TASK DESCRIPTION:
Convert the data below into a Markdown table with two columns, Row and Data line, giving each line its own numbered row. Skip blank lines and leave the pictures out.

RECORDED INFORMATION:

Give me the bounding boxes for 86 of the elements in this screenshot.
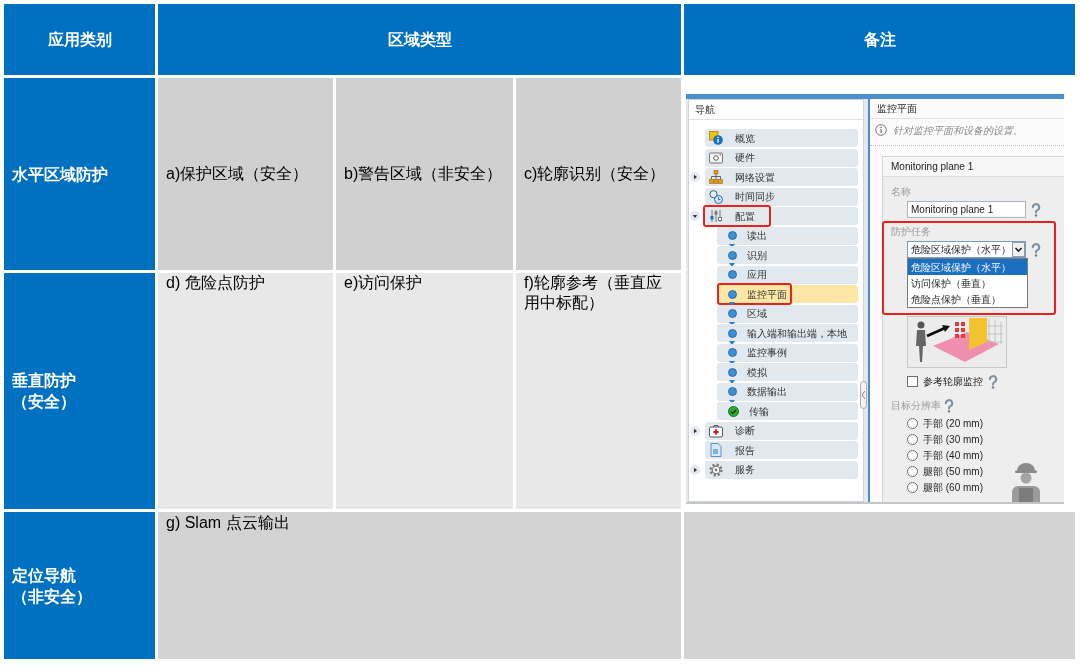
step-dot-icon [728, 387, 737, 396]
nav-item[interactable]: 应用 [717, 265, 858, 284]
first-aid-kit-icon [709, 423, 723, 438]
nav-item[interactable]: 时间同步 [705, 187, 858, 206]
step-dot-icon [728, 309, 737, 318]
nav-item[interactable]: 服务 [705, 460, 858, 479]
radio-button[interactable] [907, 434, 918, 445]
table-cell: b)警告区域（非安全） [336, 78, 513, 270]
row-header-text: 水平区域防护 [12, 164, 108, 185]
step-dot-icon [728, 231, 737, 240]
nav-item[interactable]: 监控事例 [717, 343, 858, 362]
document-icon [709, 443, 723, 457]
row-header-text: 定位导航 [12, 565, 76, 586]
step-dot-icon [728, 270, 737, 279]
column-header: 区域类型 [158, 4, 681, 75]
column-header: 备注 [684, 4, 1075, 75]
table-cell: c)轮廓识别（安全） [516, 78, 681, 270]
collapse-handle-icon[interactable] [860, 381, 867, 409]
nav-item[interactable]: 数据输出 [717, 382, 858, 401]
help-icon[interactable] [1031, 202, 1041, 217]
step-dot-icon [728, 250, 737, 260]
gear-icon [709, 462, 723, 477]
nav-item[interactable]: 诊断 [705, 421, 858, 440]
dropdown-option[interactable]: 危险区域保护（水平） [908, 259, 1027, 275]
dropdown[interactable]: 危险区域保护（水平） [907, 241, 1026, 258]
step-dot-icon [728, 328, 737, 338]
nav-item[interactable]: 报告 [705, 441, 858, 459]
info-text: 针对监控平面和设备的设置。 [893, 123, 1023, 138]
radio-label[interactable]: 手部 (20 mm) [923, 416, 983, 431]
nav-item[interactable]: 监控平面 [717, 285, 858, 303]
nav-item[interactable]: 网络设置 [705, 168, 858, 186]
nav-item[interactable]: 区域 [717, 304, 858, 323]
network-tree-icon [709, 170, 723, 184]
radio-button[interactable] [907, 482, 918, 493]
step-dot-icon [728, 289, 737, 299]
group-title: Monitoring plane 1 [883, 157, 1064, 177]
nav-item[interactable]: 概览 [705, 129, 858, 147]
field-label: 名称 [891, 186, 912, 198]
nav-item[interactable]: 读出 [717, 226, 858, 245]
panel-title: 监控平面 [870, 99, 1064, 119]
help-icon[interactable] [1031, 242, 1041, 257]
table-cell: a)保护区域（安全） [158, 78, 333, 270]
row-header-text: （非安全） [12, 586, 92, 607]
row-header-text: （安全） [12, 392, 76, 412]
radio-button[interactable] [907, 466, 918, 477]
down-arrow-icon [729, 341, 735, 345]
step-dot-icon [728, 348, 737, 357]
help-icon[interactable] [988, 374, 998, 389]
help-icon[interactable] [944, 398, 954, 413]
down-arrow-icon [729, 263, 735, 267]
check-circle-icon [728, 405, 739, 417]
nav-item[interactable]: 识别 [717, 246, 858, 264]
row-header-text: 垂直防护 [12, 371, 76, 391]
radio-label[interactable]: 腿部 (60 mm) [923, 480, 983, 495]
sliders-icon [709, 209, 723, 223]
table-cell: d) 危险点防护 [158, 273, 333, 509]
nav-item[interactable]: 硬件 [705, 148, 858, 167]
dropdown-option[interactable]: 危险点保护（垂直） [908, 291, 1027, 307]
name-field[interactable]: Monitoring plane 1 [907, 201, 1026, 218]
field-label: 防护任务 [891, 226, 932, 238]
field-label: 目标分辨率 [891, 399, 941, 413]
down-arrow-icon [729, 380, 735, 384]
device-icon [709, 150, 723, 165]
checkbox-label[interactable]: 参考轮廓监控 [923, 374, 983, 389]
radio-label[interactable]: 手部 (30 mm) [923, 432, 983, 447]
nav-item[interactable]: 传输 [717, 402, 858, 420]
column-header: 应用类别 [4, 4, 155, 75]
panel-title: 导航 [689, 100, 863, 120]
nav-item[interactable]: 配置 [705, 207, 858, 225]
info-badge-icon [709, 131, 723, 145]
table-cell: g) Slam 点云输出 [158, 512, 681, 659]
radio-label[interactable]: 手部 (40 mm) [923, 448, 983, 463]
dropdown-option[interactable]: 访问保护（垂直） [908, 275, 1027, 291]
nav-item[interactable]: 输入端和输出端，本地 [717, 324, 858, 342]
table-cell: f)轮廓参考（垂直应用中标配） [516, 273, 681, 509]
nav-item[interactable]: 模拟 [717, 363, 858, 381]
info-icon [875, 124, 887, 136]
chevron-down-icon [1012, 242, 1025, 257]
radio-label[interactable]: 腿部 (50 mm) [923, 464, 983, 479]
down-arrow-icon [729, 302, 735, 306]
radio-button[interactable] [907, 418, 918, 429]
radio-button[interactable] [907, 450, 918, 461]
step-dot-icon [728, 367, 737, 377]
table-cell: e)访问保护 [336, 273, 513, 509]
clock-icon [709, 189, 723, 204]
checkbox[interactable] [907, 376, 918, 387]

TASK RESULT:
| Row | Data line |
|---|---|
| 1 | Give me the bounding boxes for 86 of the elements in this screenshot. |
| 2 | step-dot-icon [728, 387, 737, 396] |
| 3 | nav-item[interactable]: 应用 [717, 265, 858, 284] |
| 4 | first-aid-kit-icon [709, 423, 723, 438] |
| 5 | nav-item[interactable]: 时间同步 [705, 187, 858, 206] |
| 6 | step-dot-icon [728, 309, 737, 318] |
| 7 | nav-item[interactable]: 服务 [705, 460, 858, 479] |
| 8 | radio-button[interactable] [907, 434, 918, 445] |
| 9 | table-cell: b)警告区域（非安全） [336, 78, 513, 270] |
| 10 | row-header-text: 水平区域防护 [12, 164, 108, 185] |
| 11 | step-dot-icon [728, 231, 737, 240] |
| 12 | nav-item[interactable]: 监控事例 [717, 343, 858, 362] |
| 13 | document-icon [709, 443, 723, 457] |
| 14 | row-header-text: 定位导航 [12, 565, 76, 586] |
| 15 | step-dot-icon [728, 270, 737, 279] |
| 16 | column-header: 区域类型 [158, 4, 681, 75] |
| 17 | column-header: 备注 [684, 4, 1075, 75] |
| 18 | table-cell: c)轮廓识别（安全） [516, 78, 681, 270] |
| 19 | collapse-handle-icon[interactable] [860, 381, 867, 409] |
| 20 | nav-item[interactable]: 数据输出 [717, 382, 858, 401] |
| 21 | help-icon[interactable] [1031, 202, 1041, 217] |
| 22 | step-dot-icon [728, 250, 737, 260] |
| 23 | gear-icon [709, 462, 723, 477] |
| 24 | nav-item[interactable]: 诊断 [705, 421, 858, 440] |
| 25 | dropdown-option[interactable]: 危险区域保护（水平） [908, 259, 1027, 275] |
| 26 | dropdown[interactable]: 危险区域保护（水平） [907, 241, 1026, 258] |
| 27 | step-dot-icon [728, 328, 737, 338] |
| 28 | nav-item[interactable]: 报告 [705, 441, 858, 459] |
| 29 | info-text: 针对监控平面和设备的设置。 [893, 123, 1023, 138] |
| 30 | radio-label[interactable]: 手部 (20 mm) [923, 416, 983, 431] |
| 31 | nav-item[interactable]: 监控平面 [717, 285, 858, 303] |
| 32 | nav-item[interactable]: 网络设置 [705, 168, 858, 186] |
| 33 | nav-item[interactable]: 区域 [717, 304, 858, 323] |
| 34 | network-tree-icon [709, 170, 723, 184] |
| 35 | radio-button[interactable] [907, 482, 918, 493] |
| 36 | step-dot-icon [728, 289, 737, 299] |
| 37 | group-title: Monitoring plane 1 [883, 157, 1064, 177] |
| 38 | nav-item[interactable]: 概览 [705, 129, 858, 147] |
| 39 | field-label: 名称 [891, 186, 912, 198] |
| 40 | nav-item[interactable]: 读出 [717, 226, 858, 245] |
| 41 | panel-title: 监控平面 [870, 99, 1064, 119] |
| 42 | help-icon[interactable] [1031, 242, 1041, 257] |
| 43 | table-cell: a)保护区域（安全） [158, 78, 333, 270] |
| 44 | row-header-text: （非安全） [12, 586, 92, 607] |
| 45 | row-header-text: （安全） [12, 392, 76, 412] |
| 46 | radio-button[interactable] [907, 466, 918, 477] |
| 47 | down-arrow-icon [729, 341, 735, 345] |
| 48 | step-dot-icon [728, 348, 737, 357] |
| 49 | help-icon[interactable] [988, 374, 998, 389] |
| 50 | help-icon[interactable] [944, 398, 954, 413] |
| 51 | down-arrow-icon [729, 263, 735, 267] |
| 52 | check-circle-icon [728, 405, 739, 417] |
| 53 | nav-item[interactable]: 识别 [717, 246, 858, 264] |
| 54 | row-header-text: 垂直防护 [12, 371, 76, 391] |
| 55 | radio-label[interactable]: 腿部 (60 mm) [923, 480, 983, 495] |
| 56 | sliders-icon [709, 209, 723, 223] |
| 57 | table-cell: d) 危险点防护 [158, 273, 333, 509] |
| 58 | nav-item[interactable]: 硬件 [705, 148, 858, 167] |
| 59 | dropdown-option[interactable]: 危险点保护（垂直） [908, 291, 1027, 307] |
| 60 | name-field[interactable]: Monitoring plane 1 [907, 201, 1026, 218] |
| 61 | field-label: 防护任务 [891, 226, 932, 238] |
| 62 | field-label: 目标分辨率 [891, 399, 941, 413] |
| 63 | down-arrow-icon [729, 380, 735, 384] |
| 64 | device-icon [709, 150, 723, 165] |
| 65 | checkbox-label[interactable]: 参考轮廓监控 [923, 374, 983, 389] |
| 66 | radio-label[interactable]: 手部 (30 mm) [923, 432, 983, 447] |
| 67 | nav-item[interactable]: 传输 [717, 402, 858, 420] |
| 68 | column-header: 应用类别 [4, 4, 155, 75] |
| 69 | panel-title: 导航 [689, 100, 863, 120] |
| 70 | nav-item[interactable]: 配置 [705, 207, 858, 225] |
| 71 | info-badge-icon [709, 131, 723, 145] |
| 72 | table-cell: g) Slam 点云输出 [158, 512, 681, 659] |
| 73 | radio-label[interactable]: 手部 (40 mm) [923, 448, 983, 463] |
| 74 | dropdown-option[interactable]: 访问保护（垂直） [908, 275, 1027, 291] |
| 75 | nav-item[interactable]: 输入端和输出端，本地 [717, 324, 858, 342] |
| 76 | table-cell: f)轮廓参考（垂直应用中标配） [516, 273, 681, 509] |
| 77 | nav-item[interactable]: 模拟 [717, 363, 858, 381] |
| 78 | info-icon [875, 124, 887, 136] |
| 79 | chevron-down-icon [1012, 242, 1025, 257] |
| 80 | radio-label[interactable]: 腿部 (50 mm) [923, 464, 983, 479] |
| 81 | down-arrow-icon [729, 302, 735, 306] |
| 82 | radio-button[interactable] [907, 418, 918, 429] |
| 83 | radio-button[interactable] [907, 450, 918, 461] |
| 84 | step-dot-icon [728, 367, 737, 377] |
| 85 | table-cell: e)访问保护 [336, 273, 513, 509] |
| 86 | clock-icon [709, 189, 723, 204] |
| 87 | checkbox[interactable] [907, 376, 918, 387] |